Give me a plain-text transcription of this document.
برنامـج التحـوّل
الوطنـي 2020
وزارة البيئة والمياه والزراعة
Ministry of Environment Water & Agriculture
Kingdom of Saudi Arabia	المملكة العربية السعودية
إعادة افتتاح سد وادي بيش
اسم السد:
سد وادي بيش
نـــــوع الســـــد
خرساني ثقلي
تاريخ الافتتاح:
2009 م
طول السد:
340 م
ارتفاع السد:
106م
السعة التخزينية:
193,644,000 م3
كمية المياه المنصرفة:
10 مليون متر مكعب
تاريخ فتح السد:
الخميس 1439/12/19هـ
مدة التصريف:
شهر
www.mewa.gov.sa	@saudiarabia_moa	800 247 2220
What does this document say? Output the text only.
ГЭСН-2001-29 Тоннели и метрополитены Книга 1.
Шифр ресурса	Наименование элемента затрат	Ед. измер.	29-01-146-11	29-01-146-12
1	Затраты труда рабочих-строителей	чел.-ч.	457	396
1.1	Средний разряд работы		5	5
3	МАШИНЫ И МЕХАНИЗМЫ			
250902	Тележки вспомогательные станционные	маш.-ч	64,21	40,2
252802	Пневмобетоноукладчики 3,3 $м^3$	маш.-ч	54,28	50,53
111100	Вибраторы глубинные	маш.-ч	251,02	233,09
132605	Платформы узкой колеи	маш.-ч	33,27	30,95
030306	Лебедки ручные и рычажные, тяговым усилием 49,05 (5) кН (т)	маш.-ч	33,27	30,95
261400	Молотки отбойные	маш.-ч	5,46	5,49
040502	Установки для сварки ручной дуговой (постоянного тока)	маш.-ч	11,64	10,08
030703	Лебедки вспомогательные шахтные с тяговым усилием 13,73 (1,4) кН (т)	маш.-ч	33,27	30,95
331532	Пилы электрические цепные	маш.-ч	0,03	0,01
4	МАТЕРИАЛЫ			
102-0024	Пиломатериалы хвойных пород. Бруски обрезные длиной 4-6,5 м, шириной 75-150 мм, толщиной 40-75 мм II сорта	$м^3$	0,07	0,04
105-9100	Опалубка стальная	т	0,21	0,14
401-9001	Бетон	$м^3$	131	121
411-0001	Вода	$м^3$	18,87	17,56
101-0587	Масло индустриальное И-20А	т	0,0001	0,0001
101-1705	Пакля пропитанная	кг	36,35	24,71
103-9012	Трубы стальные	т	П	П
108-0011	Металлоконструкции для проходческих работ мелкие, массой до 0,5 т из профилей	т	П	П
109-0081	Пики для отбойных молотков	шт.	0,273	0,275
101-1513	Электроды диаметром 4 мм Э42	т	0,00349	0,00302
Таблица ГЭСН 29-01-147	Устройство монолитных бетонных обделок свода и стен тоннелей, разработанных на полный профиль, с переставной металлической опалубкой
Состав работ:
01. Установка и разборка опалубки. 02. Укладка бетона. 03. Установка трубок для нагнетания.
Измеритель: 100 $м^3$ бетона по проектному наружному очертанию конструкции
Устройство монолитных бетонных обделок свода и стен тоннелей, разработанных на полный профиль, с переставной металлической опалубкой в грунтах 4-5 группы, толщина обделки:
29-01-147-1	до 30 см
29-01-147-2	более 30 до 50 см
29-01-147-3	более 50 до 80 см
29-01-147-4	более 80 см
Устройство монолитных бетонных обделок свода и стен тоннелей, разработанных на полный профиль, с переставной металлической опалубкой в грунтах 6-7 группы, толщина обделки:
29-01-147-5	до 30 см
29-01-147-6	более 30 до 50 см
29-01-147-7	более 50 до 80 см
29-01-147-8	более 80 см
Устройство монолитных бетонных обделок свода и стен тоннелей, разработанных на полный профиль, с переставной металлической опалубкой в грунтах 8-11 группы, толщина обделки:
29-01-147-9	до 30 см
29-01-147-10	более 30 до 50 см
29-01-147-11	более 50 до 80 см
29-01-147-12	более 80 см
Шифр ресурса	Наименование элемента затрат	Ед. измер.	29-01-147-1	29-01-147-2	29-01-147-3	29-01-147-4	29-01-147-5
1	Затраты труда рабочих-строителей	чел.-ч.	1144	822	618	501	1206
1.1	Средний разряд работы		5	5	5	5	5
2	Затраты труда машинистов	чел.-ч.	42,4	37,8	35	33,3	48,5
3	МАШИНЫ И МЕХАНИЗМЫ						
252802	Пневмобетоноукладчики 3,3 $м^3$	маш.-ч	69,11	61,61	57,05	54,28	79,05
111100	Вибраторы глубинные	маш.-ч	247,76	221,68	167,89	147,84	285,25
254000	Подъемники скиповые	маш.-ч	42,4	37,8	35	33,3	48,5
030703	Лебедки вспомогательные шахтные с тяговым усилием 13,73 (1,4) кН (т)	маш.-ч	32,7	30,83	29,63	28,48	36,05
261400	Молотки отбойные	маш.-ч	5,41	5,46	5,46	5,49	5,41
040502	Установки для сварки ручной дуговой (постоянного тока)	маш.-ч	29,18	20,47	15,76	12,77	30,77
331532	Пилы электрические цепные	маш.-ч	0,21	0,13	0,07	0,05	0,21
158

▸ What the task requires
Print all of the entries exactly as they appear.

▸ The completed task
Give me a plain-text transcription of this document.
برنامـج التحـوّل
الوطنـي 2020
وزارة البيئة والمياه والزراعة
Ministry of Environment Water & Agriculture
Kingdom of Saudi Arabia	المملكة العربية السعودية
إعادة افتتاح سد وادي بيش
اسم السد:
سد وادي بيش
نـــــوع الســـــد
خرساني ثقلي
تاريخ الافتتاح:
2009 م
طول السد:
340 م
ارتفاع السد:
106م
السعة التخزينية:
193,644,000 م3
كمية المياه المنصرفة:
10 مليون متر مكعب
تاريخ فتح السد:
الخميس 1439/12/19هـ
مدة التصريف:
شهر
www.mewa.gov.sa	@saudiarabia_moa	800 247 2220
What does this document say? Output the text only.
ГЭСН-2001-29 Тоннели и метрополитены Книга 1.
Шифр ресурса	Наименование элемента затрат	Ед. измер.	29-01-146-11	29-01-146-12
1	Затраты труда рабочих-строителей	чел.-ч.	457	396
1.1	Средний разряд работы		5	5
3	МАШИНЫ И МЕХАНИЗМЫ			
250902	Тележки вспомогательные станционные	маш.-ч	64,21	40,2
252802	Пневмобетоноукладчики 3,3 $м^3$	маш.-ч	54,28	50,53
111100	Вибраторы глубинные	маш.-ч	251,02	233,09
132605	Платформы узкой колеи	маш.-ч	33,27	30,95
030306	Лебедки ручные и рычажные, тяговым усилием 49,05 (5) кН (т)	маш.-ч	33,27	30,95
261400	Молотки отбойные	маш.-ч	5,46	5,49
040502	Установки для сварки ручной дуговой (постоянного тока)	маш.-ч	11,64	10,08
030703	Лебедки вспомогательные шахтные с тяговым усилием 13,73 (1,4) кН (т)	маш.-ч	33,27	30,95
331532	Пилы электрические цепные	маш.-ч	0,03	0,01
4	МАТЕРИАЛЫ			
102-0024	Пиломатериалы хвойных пород. Бруски обрезные длиной 4-6,5 м, шириной 75-150 мм, толщиной 40-75 мм II сорта	$м^3$	0,07	0,04
105-9100	Опалубка стальная	т	0,21	0,14
401-9001	Бетон	$м^3$	131	121
411-0001	Вода	$м^3$	18,87	17,56
101-0587	Масло индустриальное И-20А	т	0,0001	0,0001
101-1705	Пакля пропитанная	кг	36,35	24,71
103-9012	Трубы стальные	т	П	П
108-0011	Металлоконструкции для проходческих работ мелкие, массой до 0,5 т из профилей	т	П	П
109-0081	Пики для отбойных молотков	шт.	0,273	0,275
101-1513	Электроды диаметром 4 мм Э42	т	0,00349	0,00302
Таблица ГЭСН 29-01-147	Устройство монолитных бетонных обделок свода и стен тоннелей, разработанных на полный профиль, с переставной металлической опалубкой
Состав работ:
01. Установка и разборка опалубки. 02. Укладка бетона. 03. Установка трубок для нагнетания.
Измеритель: 100 $м^3$ бетона по проектному наружному очертанию конструкции
Устройство монолитных бетонных обделок свода и стен тоннелей, разработанных на полный профиль, с переставной металлической опалубкой в грунтах 4-5 группы, толщина обделки:
29-01-147-1	до 30 см
29-01-147-2	более 30 до 50 см
29-01-147-3	более 50 до 80 см
29-01-147-4	более 80 см
Устройство монолитных бетонных обделок свода и стен тоннелей, разработанных на полный профиль, с переставной металлической опалубкой в грунтах 6-7 группы, толщина обделки:
29-01-147-5	до 30 см
29-01-147-6	более 30 до 50 см
29-01-147-7	более 50 до 80 см
29-01-147-8	более 80 см
Устройство монолитных бетонных обделок свода и стен тоннелей, разработанных на полный профиль, с переставной металлической опалубкой в грунтах 8-11 группы, толщина обделки:
29-01-147-9	до 30 см
29-01-147-10	более 30 до 50 см
29-01-147-11	более 50 до 80 см
29-01-147-12	более 80 см
Шифр ресурса	Наименование элемента затрат	Ед. измер.	29-01-147-1	29-01-147-2	29-01-147-3	29-01-147-4	29-01-147-5
1	Затраты труда рабочих-строителей	чел.-ч.	1144	822	618	501	1206
1.1	Средний разряд работы		5	5	5	5	5
2	Затраты труда машинистов	чел.-ч.	42,4	37,8	35	33,3	48,5
3	МАШИНЫ И МЕХАНИЗМЫ						
252802	Пневмобетоноукладчики 3,3 $м^3$	маш.-ч	69,11	61,61	57,05	54,28	79,05
111100	Вибраторы глубинные	маш.-ч	247,76	221,68	167,89	147,84	285,25
254000	Подъемники скиповые	маш.-ч	42,4	37,8	35	33,3	48,5
030703	Лебедки вспомогательные шахтные с тяговым усилием 13,73 (1,4) кН (т)	маш.-ч	32,7	30,83	29,63	28,48	36,05
261400	Молотки отбойные	маш.-ч	5,41	5,46	5,46	5,49	5,41
040502	Установки для сварки ручной дуговой (постоянного тока)	маш.-ч	29,18	20,47	15,76	12,77	30,77
331532	Пилы электрические цепные	маш.-ч	0,21	0,13	0,07	0,05	0,21
158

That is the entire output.